◆ **EXTRACTED INFORMATION**:
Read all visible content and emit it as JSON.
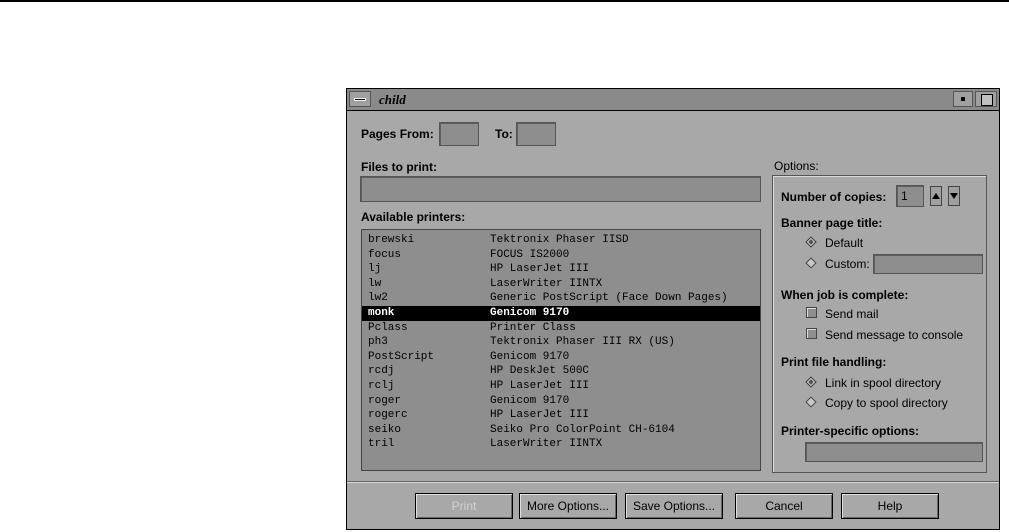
{
  "window": {
    "title": "child"
  },
  "pages": {
    "from_label": "Pages From:",
    "from_value": "",
    "to_label": "To:",
    "to_value": ""
  },
  "files": {
    "label": "Files to print:",
    "value": ""
  },
  "printers": {
    "label": "Available printers:",
    "rows": [
      {
        "name": "brewski",
        "desc": "Tektronix Phaser IISD",
        "selected": false
      },
      {
        "name": "focus",
        "desc": "FOCUS IS2000",
        "selected": false
      },
      {
        "name": "lj",
        "desc": "HP LaserJet III",
        "selected": false
      },
      {
        "name": "lw",
        "desc": "LaserWriter IINTX",
        "selected": false
      },
      {
        "name": "lw2",
        "desc": "Generic PostScript (Face Down Pages)",
        "selected": false
      },
      {
        "name": "monk",
        "desc": "Genicom 9170",
        "selected": true
      },
      {
        "name": "Pclass",
        "desc": "Printer Class",
        "selected": false
      },
      {
        "name": "ph3",
        "desc": "Tektronix Phaser III RX (US)",
        "selected": false
      },
      {
        "name": "PostScript",
        "desc": "Genicom 9170",
        "selected": false
      },
      {
        "name": "rcdj",
        "desc": "HP DeskJet 500C",
        "selected": false
      },
      {
        "name": "rclj",
        "desc": "HP LaserJet III",
        "selected": false
      },
      {
        "name": "roger",
        "desc": "Genicom 9170",
        "selected": false
      },
      {
        "name": "rogerc",
        "desc": "HP LaserJet III",
        "selected": false
      },
      {
        "name": "seiko",
        "desc": "Seiko Pro ColorPoint CH-6104",
        "selected": false
      },
      {
        "name": "tril",
        "desc": "LaserWriter IINTX",
        "selected": false
      }
    ]
  },
  "options": {
    "label": "Options:",
    "copies_label": "Number of copies:",
    "copies_value": "1",
    "banner_label": "Banner page title:",
    "banner_default": "Default",
    "banner_custom": "Custom:",
    "banner_custom_value": "",
    "complete_label": "When job is complete:",
    "send_mail": "Send mail",
    "send_console": "Send message to console",
    "handling_label": "Print file handling:",
    "link_spool": "Link in spool directory",
    "copy_spool": "Copy to spool directory",
    "specific_label": "Printer-specific options:",
    "specific_value": ""
  },
  "buttons": {
    "print": "Print",
    "more": "More Options...",
    "save": "Save Options...",
    "cancel": "Cancel",
    "help": "Help"
  },
  "colors": {
    "window_bg": "#a8a8a8",
    "field_bg": "#8e8e8e",
    "selection": "#000000"
  }
}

◆ **GIVEN PROBLEM**:
Without the pictures, write out every entry precisely as it appears.

◆ **ANSWER TO THIS TASK**:
Read all visible content and emit it as JSON.
{
  "window": {
    "title": "child"
  },
  "pages": {
    "from_label": "Pages From:",
    "from_value": "",
    "to_label": "To:",
    "to_value": ""
  },
  "files": {
    "label": "Files to print:",
    "value": ""
  },
  "printers": {
    "label": "Available printers:",
    "rows": [
      {
        "name": "brewski",
        "desc": "Tektronix Phaser IISD",
        "selected": false
      },
      {
        "name": "focus",
        "desc": "FOCUS IS2000",
        "selected": false
      },
      {
        "name": "lj",
        "desc": "HP LaserJet III",
        "selected": false
      },
      {
        "name": "lw",
        "desc": "LaserWriter IINTX",
        "selected": false
      },
      {
        "name": "lw2",
        "desc": "Generic PostScript (Face Down Pages)",
        "selected": false
      },
      {
        "name": "monk",
        "desc": "Genicom 9170",
        "selected": true
      },
      {
        "name": "Pclass",
        "desc": "Printer Class",
        "selected": false
      },
      {
        "name": "ph3",
        "desc": "Tektronix Phaser III RX (US)",
        "selected": false
      },
      {
        "name": "PostScript",
        "desc": "Genicom 9170",
        "selected": false
      },
      {
        "name": "rcdj",
        "desc": "HP DeskJet 500C",
        "selected": false
      },
      {
        "name": "rclj",
        "desc": "HP LaserJet III",
        "selected": false
      },
      {
        "name": "roger",
        "desc": "Genicom 9170",
        "selected": false
      },
      {
        "name": "rogerc",
        "desc": "HP LaserJet III",
        "selected": false
      },
      {
        "name": "seiko",
        "desc": "Seiko Pro ColorPoint CH-6104",
        "selected": false
      },
      {
        "name": "tril",
        "desc": "LaserWriter IINTX",
        "selected": false
      }
    ]
  },
  "options": {
    "label": "Options:",
    "copies_label": "Number of copies:",
    "copies_value": "1",
    "banner_label": "Banner page title:",
    "banner_default": "Default",
    "banner_custom": "Custom:",
    "banner_custom_value": "",
    "complete_label": "When job is complete:",
    "send_mail": "Send mail",
    "send_console": "Send message to console",
    "handling_label": "Print file handling:",
    "link_spool": "Link in spool directory",
    "copy_spool": "Copy to spool directory",
    "specific_label": "Printer-specific options:",
    "specific_value": ""
  },
  "buttons": {
    "print": "Print",
    "more": "More Options...",
    "save": "Save Options...",
    "cancel": "Cancel",
    "help": "Help"
  },
  "colors": {
    "window_bg": "#a8a8a8",
    "field_bg": "#8e8e8e",
    "selection": "#000000"
  }
}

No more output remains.